By the 1960s the two branches of the family tree met and snowcats were dragging around heavy mats, Packer-Graders, rollers and all kinds of homemade snow-grooming concepts.
To smooth out the runs of the Pinnacle Ski Club in Maine, Jeff Lancaster remembers “sitting on a snowmobile with my dad, dragging a chain-link fence weighed down with cinder blocks.” The most popular DIY was probably a snowcat pulling a culvert, says Lancaster, now the Western Canada sales rep for PistenBully, a leading snowcat manufacturer. Because culverts spiral, resorts capped the ends so they would roll straight. These were a common sight, rotting in the weeds at resort boneyards, by the 1980s.
The reason for their demise was the power tiller. Developed individually by PistenBully, Bombardier and LMC around the same time, the rotating bar with teeth churned through snow and ice to produce soft granules. It required power from the snowcat, a shovel upfront to flatten the snow and a pressurized grooming surface behind. This integrated machine looked a lot like the groomers of today and produced a similar corduroy.
The modern snowcat can navigate most blue terrain, but, even today, it doesn’t have the power to push and compact snow on pitches greater than 30 degrees. That’s where the winch cat stalks in. With a steel cable attached at the top of the pitch, the cat pulls itself up and lowers itself down as it grooms the run.
“Astronomically expensive,” Lancaster says, “they were a luxury for a while.” But as shaped skis made corduroy more fun, the demand to groom the steeps increased, and so did the importance of winch cats. Now most resorts have at least one as part of their grooming fleet.
That brings us up to the present. The next step is to go electric. PistenBully already has hybrid cats, similar to plug-in electric vehicles, that use a diesel generator to recharge an electric motor. Last year it began testing the first all-electric snowcat, which it hopes to have available for purchase in a winter or two. Lancaster says resorts are clamoring for the e-cat, particularly the burgeoning indoor ski hill market, but a bigger focus is on services.
“The future is all about efficiency,” Lancaster says. “In the past you didn’t know what was happening with your grooming fleet at night. Now you can track everything.”

[Stored data entries]
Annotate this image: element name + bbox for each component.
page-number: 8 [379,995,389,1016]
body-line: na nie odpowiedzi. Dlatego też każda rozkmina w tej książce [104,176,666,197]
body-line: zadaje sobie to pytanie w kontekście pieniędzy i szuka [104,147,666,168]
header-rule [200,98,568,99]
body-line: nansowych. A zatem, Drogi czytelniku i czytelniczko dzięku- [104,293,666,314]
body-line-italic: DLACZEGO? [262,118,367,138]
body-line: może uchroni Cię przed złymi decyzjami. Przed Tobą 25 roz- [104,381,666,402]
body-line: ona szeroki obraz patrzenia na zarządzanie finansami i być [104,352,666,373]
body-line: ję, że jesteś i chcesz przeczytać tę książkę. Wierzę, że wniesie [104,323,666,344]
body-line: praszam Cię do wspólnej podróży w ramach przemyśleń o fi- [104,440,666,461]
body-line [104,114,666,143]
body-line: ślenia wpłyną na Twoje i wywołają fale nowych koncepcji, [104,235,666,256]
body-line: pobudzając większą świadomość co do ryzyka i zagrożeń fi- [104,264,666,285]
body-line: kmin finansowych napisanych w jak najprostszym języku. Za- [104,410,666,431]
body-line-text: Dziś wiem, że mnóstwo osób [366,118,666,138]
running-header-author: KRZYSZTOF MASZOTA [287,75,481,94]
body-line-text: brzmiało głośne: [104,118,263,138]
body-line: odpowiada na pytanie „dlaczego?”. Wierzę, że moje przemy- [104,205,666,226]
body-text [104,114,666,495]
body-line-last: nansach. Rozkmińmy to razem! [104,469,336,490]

→ WHAT YOU NEED TO DO:
#1 Answer these questions from the snow-grooming passage:
(a) What did Jeff Lancaster and his dad drag behind a snowmobile at the Pinnacle Ski Club?
(b) On pitches steeper than how many degrees can the modern snowcat not push and compact snow?
(c) What does PistenBully's hybrid cat use to recharge its electric motor?
#2 Name every manufacturer that the snow-grooming passage says developed the power tiller.
#3 Carry on the snow-grooming passage from where it ends.

→ LIST OF ANSWERS:
#1
(a) A chain-link fence weighed down with cinder blocks.
(b) 30 degrees.
(c) A diesel generator.

#2 PistenBully, Bombardier, LMC

#3
GPS and other metrics allow a manager, say in Vail, Colorado, to analyze fuel burned and acres groomed in Whistler last night. Now PistenBully is adding the Z-axis: technology to see into the snow.
In the past, the best a hill could do if it wanted to know how much snow was on a run was send out staff to drill test holes. The new technology uses satellites and GPS to compare measurements taken before the snow falls with the present position of the snowcat. The difference is the depth of the snow and it’s displayed, in real time, on a screen in the cat. With the knowledge, a resort could see snow depth across the entire hill and a driver knows exactly where to take and add snow.
This info can change a resort’s fortunes.
After a dry November and December two years ago, the technology enabled Sun Peaks Resort to spread its man-made snow as evenly as possible for the important Christmas season. “They were able to have 80 per cent of their terrain open, despite not having very much natural snow,” says Lancaster. This ability will become increasingly important, he figures, as winters come later and melts happen earlier with climate change.
It’s the latest evolutionary pressure on the sport and one grooming will be key in grappling with. So while no one can predict what the next skiing revolution will be, after more than a century of development, it’s a pretty safe bet that snow grooming will evolve right along with it.